• Objective: Would you write out the listing verbatim and skip every picture in it?

• Data in this exercise:
_ _ _ _ _

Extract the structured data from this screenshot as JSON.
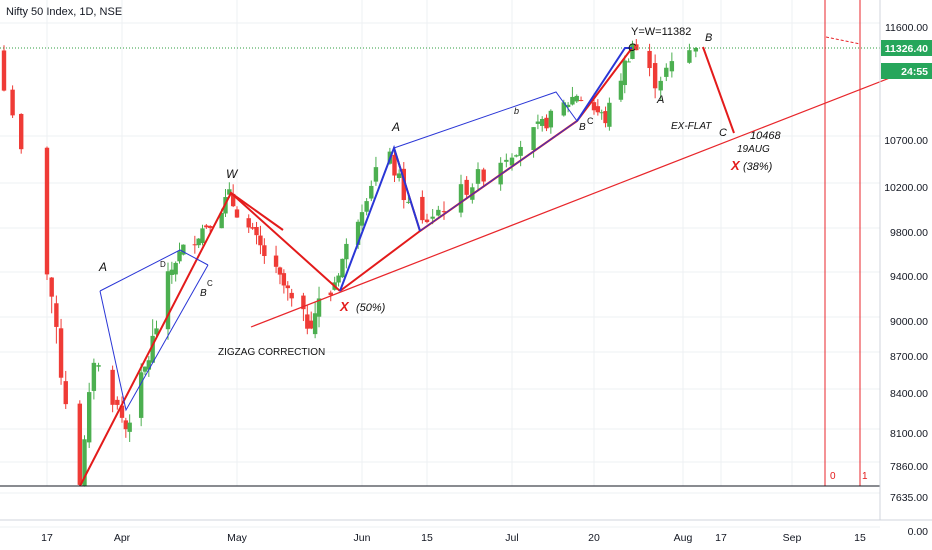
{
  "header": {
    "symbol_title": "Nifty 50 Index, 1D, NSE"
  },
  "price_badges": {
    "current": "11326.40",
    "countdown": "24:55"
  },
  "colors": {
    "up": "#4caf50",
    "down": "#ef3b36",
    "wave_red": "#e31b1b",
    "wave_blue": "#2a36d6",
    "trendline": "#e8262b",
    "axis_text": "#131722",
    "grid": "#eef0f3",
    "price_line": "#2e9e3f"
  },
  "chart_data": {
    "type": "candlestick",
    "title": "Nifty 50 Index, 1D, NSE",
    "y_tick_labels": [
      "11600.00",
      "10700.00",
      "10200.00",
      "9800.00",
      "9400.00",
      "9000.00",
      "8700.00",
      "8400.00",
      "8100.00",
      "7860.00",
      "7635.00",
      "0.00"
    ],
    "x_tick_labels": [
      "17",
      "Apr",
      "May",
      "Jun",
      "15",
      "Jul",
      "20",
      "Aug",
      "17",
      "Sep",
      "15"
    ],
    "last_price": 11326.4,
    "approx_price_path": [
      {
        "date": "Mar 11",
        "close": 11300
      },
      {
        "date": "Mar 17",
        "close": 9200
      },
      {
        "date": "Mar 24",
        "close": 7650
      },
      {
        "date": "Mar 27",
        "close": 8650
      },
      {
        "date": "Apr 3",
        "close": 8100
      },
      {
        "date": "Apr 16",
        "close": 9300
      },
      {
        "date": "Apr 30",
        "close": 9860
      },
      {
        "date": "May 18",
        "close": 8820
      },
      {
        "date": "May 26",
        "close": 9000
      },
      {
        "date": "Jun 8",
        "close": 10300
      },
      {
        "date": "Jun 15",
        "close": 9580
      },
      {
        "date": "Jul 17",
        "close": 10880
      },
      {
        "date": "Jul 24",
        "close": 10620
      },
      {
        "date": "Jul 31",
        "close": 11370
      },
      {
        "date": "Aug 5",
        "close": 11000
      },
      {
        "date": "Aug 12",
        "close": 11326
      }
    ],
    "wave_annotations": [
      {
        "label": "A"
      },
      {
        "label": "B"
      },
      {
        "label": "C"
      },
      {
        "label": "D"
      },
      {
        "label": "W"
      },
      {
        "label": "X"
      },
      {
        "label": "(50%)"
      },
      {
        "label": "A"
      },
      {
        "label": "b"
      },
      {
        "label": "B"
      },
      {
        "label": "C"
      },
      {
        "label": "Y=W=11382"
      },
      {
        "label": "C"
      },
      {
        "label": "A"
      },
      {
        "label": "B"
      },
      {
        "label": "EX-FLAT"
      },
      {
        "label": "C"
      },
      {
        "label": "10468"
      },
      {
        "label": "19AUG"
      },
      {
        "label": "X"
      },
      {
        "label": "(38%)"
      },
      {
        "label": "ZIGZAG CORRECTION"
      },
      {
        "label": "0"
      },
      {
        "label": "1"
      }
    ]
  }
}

_ _ _ _ _

• Final result:
Extract the structured data from this screenshot as JSON.
{
  "header": {
    "symbol_title": "Nifty 50 Index, 1D, NSE"
  },
  "price_badges": {
    "current": "11326.40",
    "countdown": "24:55"
  },
  "colors": {
    "up": "#4caf50",
    "down": "#ef3b36",
    "wave_red": "#e31b1b",
    "wave_blue": "#2a36d6",
    "trendline": "#e8262b",
    "axis_text": "#131722",
    "grid": "#eef0f3",
    "price_line": "#2e9e3f"
  },
  "chart_data": {
    "type": "candlestick",
    "title": "Nifty 50 Index, 1D, NSE",
    "y_tick_labels": [
      "11600.00",
      "10700.00",
      "10200.00",
      "9800.00",
      "9400.00",
      "9000.00",
      "8700.00",
      "8400.00",
      "8100.00",
      "7860.00",
      "7635.00",
      "0.00"
    ],
    "x_tick_labels": [
      "17",
      "Apr",
      "May",
      "Jun",
      "15",
      "Jul",
      "20",
      "Aug",
      "17",
      "Sep",
      "15"
    ],
    "last_price": 11326.4,
    "approx_price_path": [
      {
        "date": "Mar 11",
        "close": 11300
      },
      {
        "date": "Mar 17",
        "close": 9200
      },
      {
        "date": "Mar 24",
        "close": 7650
      },
      {
        "date": "Mar 27",
        "close": 8650
      },
      {
        "date": "Apr 3",
        "close": 8100
      },
      {
        "date": "Apr 16",
        "close": 9300
      },
      {
        "date": "Apr 30",
        "close": 9860
      },
      {
        "date": "May 18",
        "close": 8820
      },
      {
        "date": "May 26",
        "close": 9000
      },
      {
        "date": "Jun 8",
        "close": 10300
      },
      {
        "date": "Jun 15",
        "close": 9580
      },
      {
        "date": "Jul 17",
        "close": 10880
      },
      {
        "date": "Jul 24",
        "close": 10620
      },
      {
        "date": "Jul 31",
        "close": 11370
      },
      {
        "date": "Aug 5",
        "close": 11000
      },
      {
        "date": "Aug 12",
        "close": 11326
      }
    ],
    "wave_annotations": [
      {
        "label": "A"
      },
      {
        "label": "B"
      },
      {
        "label": "C"
      },
      {
        "label": "D"
      },
      {
        "label": "W"
      },
      {
        "label": "X"
      },
      {
        "label": "(50%)"
      },
      {
        "label": "A"
      },
      {
        "label": "b"
      },
      {
        "label": "B"
      },
      {
        "label": "C"
      },
      {
        "label": "Y=W=11382"
      },
      {
        "label": "C"
      },
      {
        "label": "A"
      },
      {
        "label": "B"
      },
      {
        "label": "EX-FLAT"
      },
      {
        "label": "C"
      },
      {
        "label": "10468"
      },
      {
        "label": "19AUG"
      },
      {
        "label": "X"
      },
      {
        "label": "(38%)"
      },
      {
        "label": "ZIGZAG CORRECTION"
      },
      {
        "label": "0"
      },
      {
        "label": "1"
      }
    ]
  }
}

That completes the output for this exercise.